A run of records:
■ ■ ■ ■

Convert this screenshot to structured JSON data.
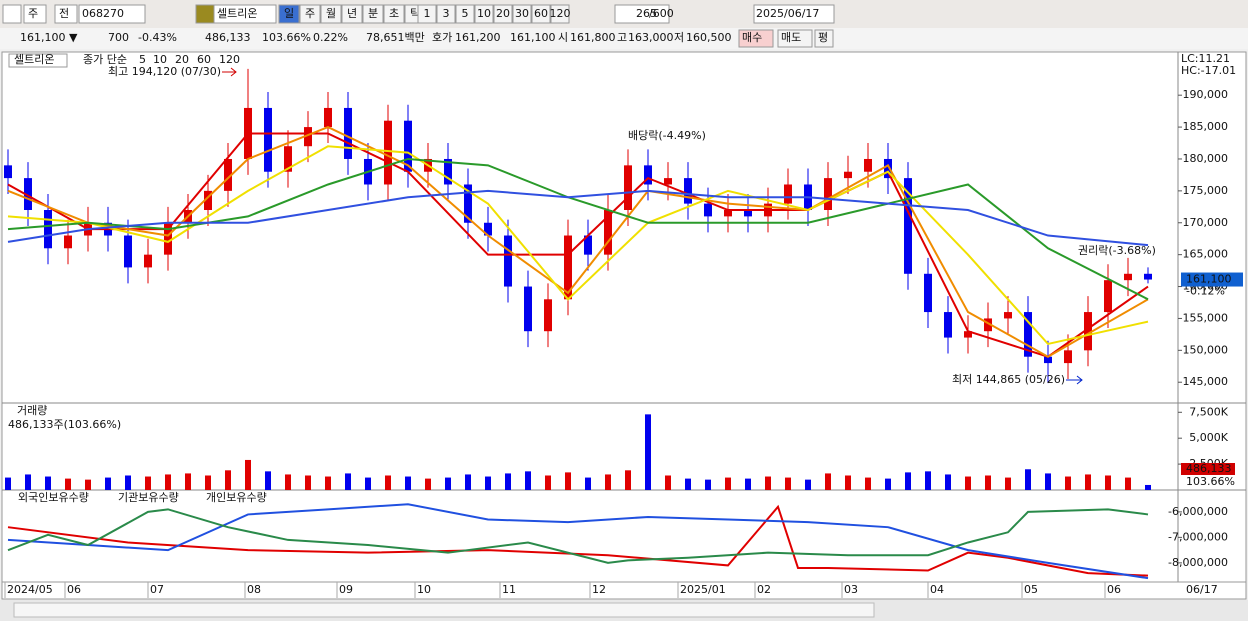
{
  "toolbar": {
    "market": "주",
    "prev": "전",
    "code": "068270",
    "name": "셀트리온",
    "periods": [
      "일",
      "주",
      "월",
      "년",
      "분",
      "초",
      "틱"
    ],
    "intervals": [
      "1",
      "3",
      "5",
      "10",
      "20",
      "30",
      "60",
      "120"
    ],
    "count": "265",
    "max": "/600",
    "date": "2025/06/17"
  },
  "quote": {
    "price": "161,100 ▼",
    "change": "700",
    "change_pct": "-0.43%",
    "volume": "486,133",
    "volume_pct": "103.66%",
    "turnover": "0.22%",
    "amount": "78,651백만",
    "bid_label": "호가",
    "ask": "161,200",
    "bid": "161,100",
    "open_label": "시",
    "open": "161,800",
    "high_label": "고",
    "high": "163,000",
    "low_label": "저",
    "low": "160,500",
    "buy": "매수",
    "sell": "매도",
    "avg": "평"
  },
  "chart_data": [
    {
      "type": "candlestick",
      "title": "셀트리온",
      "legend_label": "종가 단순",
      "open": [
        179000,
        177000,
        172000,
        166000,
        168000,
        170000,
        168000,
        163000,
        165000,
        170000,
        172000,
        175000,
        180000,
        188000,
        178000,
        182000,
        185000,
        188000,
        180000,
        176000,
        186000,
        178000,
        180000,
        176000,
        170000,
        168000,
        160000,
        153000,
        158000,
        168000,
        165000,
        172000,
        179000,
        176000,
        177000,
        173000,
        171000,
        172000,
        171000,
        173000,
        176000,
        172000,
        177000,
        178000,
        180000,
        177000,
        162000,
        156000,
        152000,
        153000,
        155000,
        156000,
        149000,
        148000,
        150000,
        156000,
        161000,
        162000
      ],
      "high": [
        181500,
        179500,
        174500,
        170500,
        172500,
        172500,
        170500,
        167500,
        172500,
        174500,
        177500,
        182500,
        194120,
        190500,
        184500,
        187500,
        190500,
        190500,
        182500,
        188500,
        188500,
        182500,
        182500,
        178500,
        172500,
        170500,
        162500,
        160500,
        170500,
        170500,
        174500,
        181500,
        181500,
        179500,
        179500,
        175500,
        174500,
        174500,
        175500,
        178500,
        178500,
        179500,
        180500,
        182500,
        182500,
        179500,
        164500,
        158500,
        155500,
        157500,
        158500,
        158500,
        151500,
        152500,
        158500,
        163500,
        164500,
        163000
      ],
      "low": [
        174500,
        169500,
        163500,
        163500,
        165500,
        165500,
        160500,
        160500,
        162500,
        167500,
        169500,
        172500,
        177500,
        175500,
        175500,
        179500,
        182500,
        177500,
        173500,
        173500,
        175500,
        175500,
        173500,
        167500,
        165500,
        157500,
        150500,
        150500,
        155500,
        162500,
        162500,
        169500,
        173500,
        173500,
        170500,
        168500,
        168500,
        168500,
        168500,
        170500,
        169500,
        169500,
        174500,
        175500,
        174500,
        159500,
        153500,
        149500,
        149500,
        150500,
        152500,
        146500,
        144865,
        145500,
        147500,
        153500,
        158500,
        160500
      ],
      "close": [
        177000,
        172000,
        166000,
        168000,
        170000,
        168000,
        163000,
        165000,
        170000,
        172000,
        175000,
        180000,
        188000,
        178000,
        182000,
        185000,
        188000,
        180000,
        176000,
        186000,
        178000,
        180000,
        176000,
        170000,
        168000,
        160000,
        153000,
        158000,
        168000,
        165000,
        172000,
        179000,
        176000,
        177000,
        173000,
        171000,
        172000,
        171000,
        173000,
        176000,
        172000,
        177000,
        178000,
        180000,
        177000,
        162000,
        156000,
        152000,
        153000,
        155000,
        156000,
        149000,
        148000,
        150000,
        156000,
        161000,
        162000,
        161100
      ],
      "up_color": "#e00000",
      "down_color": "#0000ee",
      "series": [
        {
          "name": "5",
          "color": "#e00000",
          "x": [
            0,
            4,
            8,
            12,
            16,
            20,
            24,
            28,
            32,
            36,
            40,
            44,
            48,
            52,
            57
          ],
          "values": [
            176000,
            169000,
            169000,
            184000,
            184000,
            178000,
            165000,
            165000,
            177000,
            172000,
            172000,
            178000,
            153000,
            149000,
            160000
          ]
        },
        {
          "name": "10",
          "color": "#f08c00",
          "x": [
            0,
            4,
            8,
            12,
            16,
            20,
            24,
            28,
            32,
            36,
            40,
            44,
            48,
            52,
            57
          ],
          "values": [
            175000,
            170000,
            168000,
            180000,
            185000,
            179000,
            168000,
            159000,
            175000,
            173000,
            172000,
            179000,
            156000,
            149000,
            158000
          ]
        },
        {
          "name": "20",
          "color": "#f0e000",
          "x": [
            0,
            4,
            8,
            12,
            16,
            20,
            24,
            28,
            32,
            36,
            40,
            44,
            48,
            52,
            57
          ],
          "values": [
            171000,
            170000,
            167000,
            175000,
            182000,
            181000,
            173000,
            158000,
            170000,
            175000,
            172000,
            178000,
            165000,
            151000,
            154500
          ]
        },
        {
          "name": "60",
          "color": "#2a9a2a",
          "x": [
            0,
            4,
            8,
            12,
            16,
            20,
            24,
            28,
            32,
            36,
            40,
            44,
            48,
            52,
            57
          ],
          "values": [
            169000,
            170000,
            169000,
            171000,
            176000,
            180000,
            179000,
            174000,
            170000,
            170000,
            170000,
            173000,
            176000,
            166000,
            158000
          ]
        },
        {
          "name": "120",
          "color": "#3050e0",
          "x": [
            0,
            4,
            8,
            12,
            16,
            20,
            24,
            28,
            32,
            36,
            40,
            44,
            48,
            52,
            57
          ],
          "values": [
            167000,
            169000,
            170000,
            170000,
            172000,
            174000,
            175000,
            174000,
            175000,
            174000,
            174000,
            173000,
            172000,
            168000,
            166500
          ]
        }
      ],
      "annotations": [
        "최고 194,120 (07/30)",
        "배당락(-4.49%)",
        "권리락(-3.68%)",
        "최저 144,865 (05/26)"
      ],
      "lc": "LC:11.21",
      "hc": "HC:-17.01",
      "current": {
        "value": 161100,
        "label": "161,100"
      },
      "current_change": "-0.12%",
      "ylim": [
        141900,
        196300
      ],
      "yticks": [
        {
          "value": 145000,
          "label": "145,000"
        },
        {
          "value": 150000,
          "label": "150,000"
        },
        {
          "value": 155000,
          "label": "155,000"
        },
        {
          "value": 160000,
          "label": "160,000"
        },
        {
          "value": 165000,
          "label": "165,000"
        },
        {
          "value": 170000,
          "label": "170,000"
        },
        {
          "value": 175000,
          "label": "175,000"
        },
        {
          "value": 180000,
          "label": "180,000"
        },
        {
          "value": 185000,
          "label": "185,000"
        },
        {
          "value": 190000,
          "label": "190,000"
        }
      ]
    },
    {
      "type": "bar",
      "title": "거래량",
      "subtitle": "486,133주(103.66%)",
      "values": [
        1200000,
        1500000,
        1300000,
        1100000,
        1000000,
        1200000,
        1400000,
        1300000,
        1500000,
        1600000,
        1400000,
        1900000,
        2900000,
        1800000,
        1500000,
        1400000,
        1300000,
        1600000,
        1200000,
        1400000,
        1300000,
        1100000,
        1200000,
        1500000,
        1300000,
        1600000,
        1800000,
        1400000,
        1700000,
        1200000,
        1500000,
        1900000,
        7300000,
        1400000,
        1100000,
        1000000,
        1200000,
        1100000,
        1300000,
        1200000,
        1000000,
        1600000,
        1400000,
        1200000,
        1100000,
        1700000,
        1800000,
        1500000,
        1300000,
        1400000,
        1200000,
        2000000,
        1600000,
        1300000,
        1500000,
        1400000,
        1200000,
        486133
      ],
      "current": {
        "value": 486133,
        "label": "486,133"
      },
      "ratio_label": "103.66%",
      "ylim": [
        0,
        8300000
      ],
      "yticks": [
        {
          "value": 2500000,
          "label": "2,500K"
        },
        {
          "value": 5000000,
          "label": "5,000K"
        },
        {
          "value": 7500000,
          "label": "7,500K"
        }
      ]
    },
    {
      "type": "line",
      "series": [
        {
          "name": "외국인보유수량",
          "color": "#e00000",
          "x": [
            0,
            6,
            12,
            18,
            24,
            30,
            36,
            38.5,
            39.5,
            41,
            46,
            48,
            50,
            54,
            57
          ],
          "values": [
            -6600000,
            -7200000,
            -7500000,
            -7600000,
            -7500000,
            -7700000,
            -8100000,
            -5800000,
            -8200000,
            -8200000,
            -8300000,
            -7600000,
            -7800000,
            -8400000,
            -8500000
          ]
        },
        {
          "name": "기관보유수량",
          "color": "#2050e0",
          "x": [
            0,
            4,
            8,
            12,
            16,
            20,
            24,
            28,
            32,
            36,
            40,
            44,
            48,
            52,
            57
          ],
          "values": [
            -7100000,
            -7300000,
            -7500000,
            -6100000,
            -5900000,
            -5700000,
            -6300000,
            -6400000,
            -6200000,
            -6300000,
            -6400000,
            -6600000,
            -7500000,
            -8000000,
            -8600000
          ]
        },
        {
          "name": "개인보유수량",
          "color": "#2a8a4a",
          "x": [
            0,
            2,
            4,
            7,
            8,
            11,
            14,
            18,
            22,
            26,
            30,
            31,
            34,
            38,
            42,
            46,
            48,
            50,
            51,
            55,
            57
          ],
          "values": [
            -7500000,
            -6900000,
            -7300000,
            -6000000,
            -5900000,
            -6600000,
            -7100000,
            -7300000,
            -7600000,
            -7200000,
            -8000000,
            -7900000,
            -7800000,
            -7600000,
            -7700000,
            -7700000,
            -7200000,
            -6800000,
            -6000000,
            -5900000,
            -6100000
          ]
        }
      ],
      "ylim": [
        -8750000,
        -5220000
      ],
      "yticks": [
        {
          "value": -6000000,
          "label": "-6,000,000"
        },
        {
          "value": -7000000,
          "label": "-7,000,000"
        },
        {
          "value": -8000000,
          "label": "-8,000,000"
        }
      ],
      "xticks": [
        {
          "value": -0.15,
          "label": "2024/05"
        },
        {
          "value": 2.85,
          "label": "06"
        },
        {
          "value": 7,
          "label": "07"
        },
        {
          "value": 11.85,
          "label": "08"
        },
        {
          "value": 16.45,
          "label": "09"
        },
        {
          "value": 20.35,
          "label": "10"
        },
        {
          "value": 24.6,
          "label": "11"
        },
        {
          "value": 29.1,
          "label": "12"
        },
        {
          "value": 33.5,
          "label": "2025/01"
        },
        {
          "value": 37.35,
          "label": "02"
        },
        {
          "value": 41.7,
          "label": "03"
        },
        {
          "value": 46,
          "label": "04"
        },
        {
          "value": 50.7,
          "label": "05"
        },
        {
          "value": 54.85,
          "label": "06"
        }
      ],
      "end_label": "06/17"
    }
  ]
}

■ ■ ■ ■

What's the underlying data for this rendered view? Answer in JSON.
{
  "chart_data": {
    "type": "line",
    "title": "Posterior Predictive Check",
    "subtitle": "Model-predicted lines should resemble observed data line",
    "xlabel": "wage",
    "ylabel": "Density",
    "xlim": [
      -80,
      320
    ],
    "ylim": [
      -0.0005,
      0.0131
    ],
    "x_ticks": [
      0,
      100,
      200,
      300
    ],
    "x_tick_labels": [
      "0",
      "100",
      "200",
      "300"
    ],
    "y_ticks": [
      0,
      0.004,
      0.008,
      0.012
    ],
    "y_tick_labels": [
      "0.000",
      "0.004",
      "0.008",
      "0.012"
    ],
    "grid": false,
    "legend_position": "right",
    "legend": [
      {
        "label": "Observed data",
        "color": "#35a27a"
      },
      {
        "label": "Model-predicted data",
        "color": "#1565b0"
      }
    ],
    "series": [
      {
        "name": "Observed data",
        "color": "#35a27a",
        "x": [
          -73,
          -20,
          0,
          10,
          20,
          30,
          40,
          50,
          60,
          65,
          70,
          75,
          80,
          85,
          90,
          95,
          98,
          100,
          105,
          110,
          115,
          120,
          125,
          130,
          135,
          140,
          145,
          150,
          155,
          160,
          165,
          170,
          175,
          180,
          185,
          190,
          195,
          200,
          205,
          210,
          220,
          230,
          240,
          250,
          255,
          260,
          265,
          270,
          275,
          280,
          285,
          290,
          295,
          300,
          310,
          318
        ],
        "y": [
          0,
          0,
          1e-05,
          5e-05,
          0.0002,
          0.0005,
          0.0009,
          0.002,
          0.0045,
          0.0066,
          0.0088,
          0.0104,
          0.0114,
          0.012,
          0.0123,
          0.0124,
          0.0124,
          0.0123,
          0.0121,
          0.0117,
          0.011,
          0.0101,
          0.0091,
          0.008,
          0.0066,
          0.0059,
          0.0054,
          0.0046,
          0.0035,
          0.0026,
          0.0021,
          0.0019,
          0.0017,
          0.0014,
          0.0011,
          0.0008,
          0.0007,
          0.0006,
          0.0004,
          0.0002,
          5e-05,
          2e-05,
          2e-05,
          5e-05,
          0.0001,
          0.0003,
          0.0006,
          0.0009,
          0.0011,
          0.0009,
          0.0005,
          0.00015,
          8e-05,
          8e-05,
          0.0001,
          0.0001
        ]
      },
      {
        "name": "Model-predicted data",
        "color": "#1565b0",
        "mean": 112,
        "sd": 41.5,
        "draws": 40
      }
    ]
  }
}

■ ■ ■ ■

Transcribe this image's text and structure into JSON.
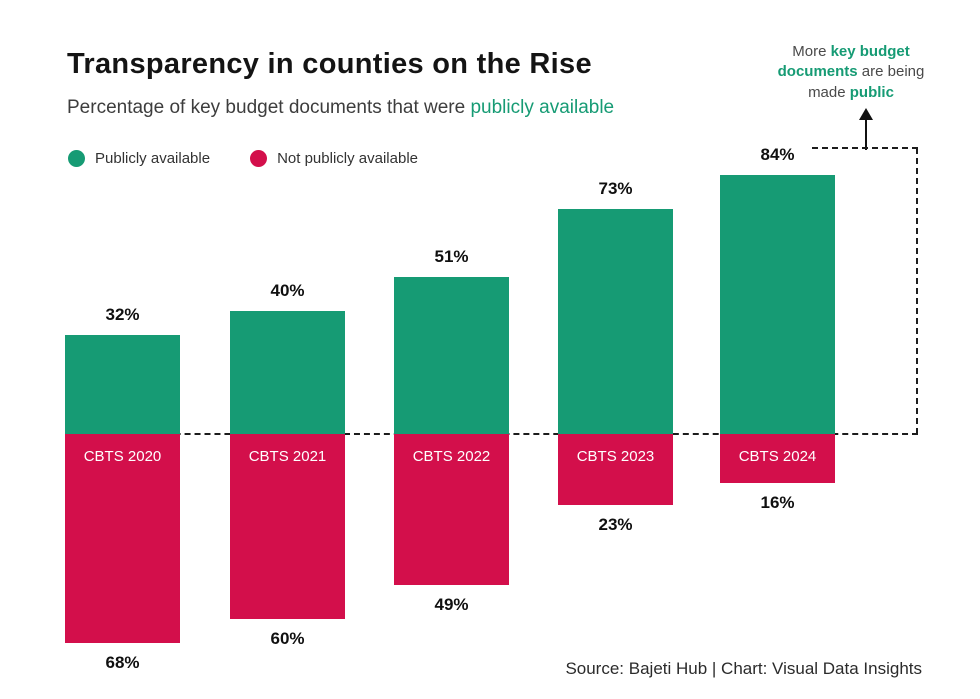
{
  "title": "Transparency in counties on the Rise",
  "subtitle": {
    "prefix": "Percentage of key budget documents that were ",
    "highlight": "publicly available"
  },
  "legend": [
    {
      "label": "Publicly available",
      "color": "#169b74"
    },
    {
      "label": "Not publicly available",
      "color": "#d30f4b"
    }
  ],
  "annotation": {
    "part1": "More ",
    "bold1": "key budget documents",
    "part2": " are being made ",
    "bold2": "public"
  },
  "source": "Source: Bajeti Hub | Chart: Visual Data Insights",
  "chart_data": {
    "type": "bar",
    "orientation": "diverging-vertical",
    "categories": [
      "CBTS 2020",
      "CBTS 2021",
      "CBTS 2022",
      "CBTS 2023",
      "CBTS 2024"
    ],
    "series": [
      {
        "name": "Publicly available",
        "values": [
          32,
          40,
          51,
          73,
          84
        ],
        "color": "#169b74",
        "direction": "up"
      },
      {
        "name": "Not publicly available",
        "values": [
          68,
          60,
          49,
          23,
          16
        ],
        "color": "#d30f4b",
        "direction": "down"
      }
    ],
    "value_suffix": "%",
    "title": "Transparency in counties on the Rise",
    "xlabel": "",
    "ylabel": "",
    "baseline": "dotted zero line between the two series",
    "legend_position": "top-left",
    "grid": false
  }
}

■ ■ ■ ■

Exercise instructions ▸ Tell how many lines in the material above include the word "documents", giving the number only.

Response ▸ 2